EXERCISE DIRECTIONS:
Repeat each record below exactly as given.

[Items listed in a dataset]
= = = = = = =
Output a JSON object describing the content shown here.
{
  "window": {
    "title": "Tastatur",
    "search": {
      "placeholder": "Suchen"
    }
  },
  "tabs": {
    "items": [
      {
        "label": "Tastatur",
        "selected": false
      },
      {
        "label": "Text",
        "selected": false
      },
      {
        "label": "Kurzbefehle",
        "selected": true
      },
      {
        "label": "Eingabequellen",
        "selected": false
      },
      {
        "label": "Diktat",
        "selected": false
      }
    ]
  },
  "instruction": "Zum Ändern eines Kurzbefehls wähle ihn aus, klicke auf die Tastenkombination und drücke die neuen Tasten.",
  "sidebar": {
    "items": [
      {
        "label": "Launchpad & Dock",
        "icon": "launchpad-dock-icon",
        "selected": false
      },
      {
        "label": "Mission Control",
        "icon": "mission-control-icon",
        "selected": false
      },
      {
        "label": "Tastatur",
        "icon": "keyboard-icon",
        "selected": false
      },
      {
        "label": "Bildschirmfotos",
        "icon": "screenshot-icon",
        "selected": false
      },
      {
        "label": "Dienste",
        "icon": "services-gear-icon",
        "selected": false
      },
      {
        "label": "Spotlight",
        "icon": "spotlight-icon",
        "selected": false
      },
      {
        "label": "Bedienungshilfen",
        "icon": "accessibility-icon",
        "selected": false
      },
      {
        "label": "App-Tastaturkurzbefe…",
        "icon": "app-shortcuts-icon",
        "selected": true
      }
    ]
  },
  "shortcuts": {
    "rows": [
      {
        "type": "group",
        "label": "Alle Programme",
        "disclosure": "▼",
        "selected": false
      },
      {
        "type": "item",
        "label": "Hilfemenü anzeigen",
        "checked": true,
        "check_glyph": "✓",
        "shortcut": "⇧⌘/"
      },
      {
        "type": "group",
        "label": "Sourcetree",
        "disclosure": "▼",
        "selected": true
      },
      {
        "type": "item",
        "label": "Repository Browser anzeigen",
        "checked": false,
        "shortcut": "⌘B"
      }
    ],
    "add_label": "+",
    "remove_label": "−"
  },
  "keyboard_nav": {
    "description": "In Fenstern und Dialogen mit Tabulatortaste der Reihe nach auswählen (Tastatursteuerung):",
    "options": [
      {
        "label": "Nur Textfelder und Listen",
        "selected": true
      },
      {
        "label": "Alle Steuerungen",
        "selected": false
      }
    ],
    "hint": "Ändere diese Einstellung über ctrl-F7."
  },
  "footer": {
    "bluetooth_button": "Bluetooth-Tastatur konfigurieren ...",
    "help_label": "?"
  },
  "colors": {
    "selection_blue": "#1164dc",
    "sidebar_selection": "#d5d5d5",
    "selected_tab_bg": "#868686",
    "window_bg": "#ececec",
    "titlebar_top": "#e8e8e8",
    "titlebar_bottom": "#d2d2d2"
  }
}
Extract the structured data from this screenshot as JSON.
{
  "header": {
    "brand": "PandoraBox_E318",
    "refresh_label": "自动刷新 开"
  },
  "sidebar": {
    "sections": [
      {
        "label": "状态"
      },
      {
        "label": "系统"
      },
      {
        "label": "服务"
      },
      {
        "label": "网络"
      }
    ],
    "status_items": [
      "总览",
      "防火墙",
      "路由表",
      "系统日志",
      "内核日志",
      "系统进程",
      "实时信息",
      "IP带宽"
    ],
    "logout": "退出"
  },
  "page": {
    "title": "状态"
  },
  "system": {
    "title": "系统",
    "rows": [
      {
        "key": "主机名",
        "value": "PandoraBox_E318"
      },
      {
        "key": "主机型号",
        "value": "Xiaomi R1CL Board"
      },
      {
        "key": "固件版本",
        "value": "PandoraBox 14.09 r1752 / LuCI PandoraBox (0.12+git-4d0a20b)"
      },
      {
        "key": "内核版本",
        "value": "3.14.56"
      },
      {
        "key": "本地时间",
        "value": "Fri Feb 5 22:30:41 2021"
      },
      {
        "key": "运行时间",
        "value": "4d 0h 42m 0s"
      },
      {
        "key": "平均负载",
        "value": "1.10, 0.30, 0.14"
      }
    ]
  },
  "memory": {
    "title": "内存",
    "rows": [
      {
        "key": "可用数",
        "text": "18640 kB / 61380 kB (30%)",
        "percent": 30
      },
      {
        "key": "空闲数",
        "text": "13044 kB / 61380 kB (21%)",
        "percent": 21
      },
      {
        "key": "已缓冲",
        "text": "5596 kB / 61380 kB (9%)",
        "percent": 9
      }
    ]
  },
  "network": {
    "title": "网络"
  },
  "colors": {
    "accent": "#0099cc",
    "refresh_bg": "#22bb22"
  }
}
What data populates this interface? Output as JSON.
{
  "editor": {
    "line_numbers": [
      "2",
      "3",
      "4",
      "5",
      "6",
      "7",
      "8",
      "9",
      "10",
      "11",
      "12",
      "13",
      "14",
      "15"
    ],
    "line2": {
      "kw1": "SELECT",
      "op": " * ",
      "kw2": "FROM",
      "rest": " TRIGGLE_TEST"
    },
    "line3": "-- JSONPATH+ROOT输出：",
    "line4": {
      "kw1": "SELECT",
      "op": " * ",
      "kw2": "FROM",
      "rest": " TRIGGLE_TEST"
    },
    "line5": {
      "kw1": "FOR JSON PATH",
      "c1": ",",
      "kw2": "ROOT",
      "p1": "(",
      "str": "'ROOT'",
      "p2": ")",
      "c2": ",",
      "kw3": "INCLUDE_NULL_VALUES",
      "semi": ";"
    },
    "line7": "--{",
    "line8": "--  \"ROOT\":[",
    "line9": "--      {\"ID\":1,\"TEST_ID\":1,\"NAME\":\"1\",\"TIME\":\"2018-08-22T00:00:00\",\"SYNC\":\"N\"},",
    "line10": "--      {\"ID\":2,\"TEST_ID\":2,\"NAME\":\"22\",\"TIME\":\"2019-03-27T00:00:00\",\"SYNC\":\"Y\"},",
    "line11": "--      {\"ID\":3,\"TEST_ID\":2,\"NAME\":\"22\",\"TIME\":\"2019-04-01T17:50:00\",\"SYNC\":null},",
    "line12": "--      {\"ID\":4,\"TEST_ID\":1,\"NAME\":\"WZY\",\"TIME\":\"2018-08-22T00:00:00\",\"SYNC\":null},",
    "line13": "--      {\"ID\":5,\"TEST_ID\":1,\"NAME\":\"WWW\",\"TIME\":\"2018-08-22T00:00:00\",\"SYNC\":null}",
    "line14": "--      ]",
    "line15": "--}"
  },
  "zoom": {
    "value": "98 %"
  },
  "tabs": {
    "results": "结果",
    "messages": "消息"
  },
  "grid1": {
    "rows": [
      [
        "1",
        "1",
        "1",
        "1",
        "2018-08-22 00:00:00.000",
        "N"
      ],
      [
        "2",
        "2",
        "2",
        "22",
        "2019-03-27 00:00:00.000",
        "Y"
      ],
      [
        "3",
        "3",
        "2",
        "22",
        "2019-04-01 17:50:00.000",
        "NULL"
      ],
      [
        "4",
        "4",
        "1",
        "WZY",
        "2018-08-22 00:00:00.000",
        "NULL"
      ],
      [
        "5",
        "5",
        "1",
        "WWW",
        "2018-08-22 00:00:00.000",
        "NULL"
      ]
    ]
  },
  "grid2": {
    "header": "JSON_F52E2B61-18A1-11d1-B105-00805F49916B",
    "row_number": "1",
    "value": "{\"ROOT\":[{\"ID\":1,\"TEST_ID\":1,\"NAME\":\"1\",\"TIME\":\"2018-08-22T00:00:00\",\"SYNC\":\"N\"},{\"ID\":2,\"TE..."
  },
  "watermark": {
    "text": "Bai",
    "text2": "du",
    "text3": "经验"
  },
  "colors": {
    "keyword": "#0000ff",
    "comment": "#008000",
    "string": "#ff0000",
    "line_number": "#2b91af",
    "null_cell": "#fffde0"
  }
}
= = = = = = =
CORRECT RESULT:
Output a JSON object describing the content shown here.
{
  "window": {
    "title": "Tastatur",
    "search": {
      "placeholder": "Suchen"
    }
  },
  "tabs": {
    "items": [
      {
        "label": "Tastatur",
        "selected": false
      },
      {
        "label": "Text",
        "selected": false
      },
      {
        "label": "Kurzbefehle",
        "selected": true
      },
      {
        "label": "Eingabequellen",
        "selected": false
      },
      {
        "label": "Diktat",
        "selected": false
      }
    ]
  },
  "instruction": "Zum Ändern eines Kurzbefehls wähle ihn aus, klicke auf die Tastenkombination und drücke die neuen Tasten.",
  "sidebar": {
    "items": [
      {
        "label": "Launchpad & Dock",
        "icon": "launchpad-dock-icon",
        "selected": false
      },
      {
        "label": "Mission Control",
        "icon": "mission-control-icon",
        "selected": false
      },
      {
        "label": "Tastatur",
        "icon": "keyboard-icon",
        "selected": false
      },
      {
        "label": "Bildschirmfotos",
        "icon": "screenshot-icon",
        "selected": false
      },
      {
        "label": "Dienste",
        "icon": "services-gear-icon",
        "selected": false
      },
      {
        "label": "Spotlight",
        "icon": "spotlight-icon",
        "selected": false
      },
      {
        "label": "Bedienungshilfen",
        "icon": "accessibility-icon",
        "selected": false
      },
      {
        "label": "App-Tastaturkurzbefe…",
        "icon": "app-shortcuts-icon",
        "selected": true
      }
    ]
  },
  "shortcuts": {
    "rows": [
      {
        "type": "group",
        "label": "Alle Programme",
        "disclosure": "▼",
        "selected": false
      },
      {
        "type": "item",
        "label": "Hilfemenü anzeigen",
        "checked": true,
        "check_glyph": "✓",
        "shortcut": "⇧⌘/"
      },
      {
        "type": "group",
        "label": "Sourcetree",
        "disclosure": "▼",
        "selected": true
      },
      {
        "type": "item",
        "label": "Repository Browser anzeigen",
        "checked": false,
        "shortcut": "⌘B"
      }
    ],
    "add_label": "+",
    "remove_label": "−"
  },
  "keyboard_nav": {
    "description": "In Fenstern und Dialogen mit Tabulatortaste der Reihe nach auswählen (Tastatursteuerung):",
    "options": [
      {
        "label": "Nur Textfelder und Listen",
        "selected": true
      },
      {
        "label": "Alle Steuerungen",
        "selected": false
      }
    ],
    "hint": "Ändere diese Einstellung über ctrl-F7."
  },
  "footer": {
    "bluetooth_button": "Bluetooth-Tastatur konfigurieren ...",
    "help_label": "?"
  },
  "colors": {
    "selection_blue": "#1164dc",
    "sidebar_selection": "#d5d5d5",
    "selected_tab_bg": "#868686",
    "window_bg": "#ececec",
    "titlebar_top": "#e8e8e8",
    "titlebar_bottom": "#d2d2d2"
  }
}
Extract the structured data from this screenshot as JSON.
{
  "header": {
    "brand": "PandoraBox_E318",
    "refresh_label": "自动刷新 开"
  },
  "sidebar": {
    "sections": [
      {
        "label": "状态"
      },
      {
        "label": "系统"
      },
      {
        "label": "服务"
      },
      {
        "label": "网络"
      }
    ],
    "status_items": [
      "总览",
      "防火墙",
      "路由表",
      "系统日志",
      "内核日志",
      "系统进程",
      "实时信息",
      "IP带宽"
    ],
    "logout": "退出"
  },
  "page": {
    "title": "状态"
  },
  "system": {
    "title": "系统",
    "rows": [
      {
        "key": "主机名",
        "value": "PandoraBox_E318"
      },
      {
        "key": "主机型号",
        "value": "Xiaomi R1CL Board"
      },
      {
        "key": "固件版本",
        "value": "PandoraBox 14.09 r1752 / LuCI PandoraBox (0.12+git-4d0a20b)"
      },
      {
        "key": "内核版本",
        "value": "3.14.56"
      },
      {
        "key": "本地时间",
        "value": "Fri Feb 5 22:30:41 2021"
      },
      {
        "key": "运行时间",
        "value": "4d 0h 42m 0s"
      },
      {
        "key": "平均负载",
        "value": "1.10, 0.30, 0.14"
      }
    ]
  },
  "memory": {
    "title": "内存",
    "rows": [
      {
        "key": "可用数",
        "text": "18640 kB / 61380 kB (30%)",
        "percent": 30
      },
      {
        "key": "空闲数",
        "text": "13044 kB / 61380 kB (21%)",
        "percent": 21
      },
      {
        "key": "已缓冲",
        "text": "5596 kB / 61380 kB (9%)",
        "percent": 9
      }
    ]
  },
  "network": {
    "title": "网络"
  },
  "colors": {
    "accent": "#0099cc",
    "refresh_bg": "#22bb22"
  }
}
What data populates this interface? Output as JSON.
{
  "editor": {
    "line_numbers": [
      "2",
      "3",
      "4",
      "5",
      "6",
      "7",
      "8",
      "9",
      "10",
      "11",
      "12",
      "13",
      "14",
      "15"
    ],
    "line2": {
      "kw1": "SELECT",
      "op": " * ",
      "kw2": "FROM",
      "rest": " TRIGGLE_TEST"
    },
    "line3": "-- JSONPATH+ROOT输出：",
    "line4": {
      "kw1": "SELECT",
      "op": " * ",
      "kw2": "FROM",
      "rest": " TRIGGLE_TEST"
    },
    "line5": {
      "kw1": "FOR JSON PATH",
      "c1": ",",
      "kw2": "ROOT",
      "p1": "(",
      "str": "'ROOT'",
      "p2": ")",
      "c2": ",",
      "kw3": "INCLUDE_NULL_VALUES",
      "semi": ";"
    },
    "line7": "--{",
    "line8": "--  \"ROOT\":[",
    "line9": "--      {\"ID\":1,\"TEST_ID\":1,\"NAME\":\"1\",\"TIME\":\"2018-08-22T00:00:00\",\"SYNC\":\"N\"},",
    "line10": "--      {\"ID\":2,\"TEST_ID\":2,\"NAME\":\"22\",\"TIME\":\"2019-03-27T00:00:00\",\"SYNC\":\"Y\"},",
    "line11": "--      {\"ID\":3,\"TEST_ID\":2,\"NAME\":\"22\",\"TIME\":\"2019-04-01T17:50:00\",\"SYNC\":null},",
    "line12": "--      {\"ID\":4,\"TEST_ID\":1,\"NAME\":\"WZY\",\"TIME\":\"2018-08-22T00:00:00\",\"SYNC\":null},",
    "line13": "--      {\"ID\":5,\"TEST_ID\":1,\"NAME\":\"WWW\",\"TIME\":\"2018-08-22T00:00:00\",\"SYNC\":null}",
    "line14": "--      ]",
    "line15": "--}"
  },
  "zoom": {
    "value": "98 %"
  },
  "tabs": {
    "results": "结果",
    "messages": "消息"
  },
  "grid1": {
    "rows": [
      [
        "1",
        "1",
        "1",
        "1",
        "2018-08-22 00:00:00.000",
        "N"
      ],
      [
        "2",
        "2",
        "2",
        "22",
        "2019-03-27 00:00:00.000",
        "Y"
      ],
      [
        "3",
        "3",
        "2",
        "22",
        "2019-04-01 17:50:00.000",
        "NULL"
      ],
      [
        "4",
        "4",
        "1",
        "WZY",
        "2018-08-22 00:00:00.000",
        "NULL"
      ],
      [
        "5",
        "5",
        "1",
        "WWW",
        "2018-08-22 00:00:00.000",
        "NULL"
      ]
    ]
  },
  "grid2": {
    "header": "JSON_F52E2B61-18A1-11d1-B105-00805F49916B",
    "row_number": "1",
    "value": "{\"ROOT\":[{\"ID\":1,\"TEST_ID\":1,\"NAME\":\"1\",\"TIME\":\"2018-08-22T00:00:00\",\"SYNC\":\"N\"},{\"ID\":2,\"TE..."
  },
  "watermark": {
    "text": "Bai",
    "text2": "du",
    "text3": "经验"
  },
  "colors": {
    "keyword": "#0000ff",
    "comment": "#008000",
    "string": "#ff0000",
    "line_number": "#2b91af",
    "null_cell": "#fffde0"
  }
}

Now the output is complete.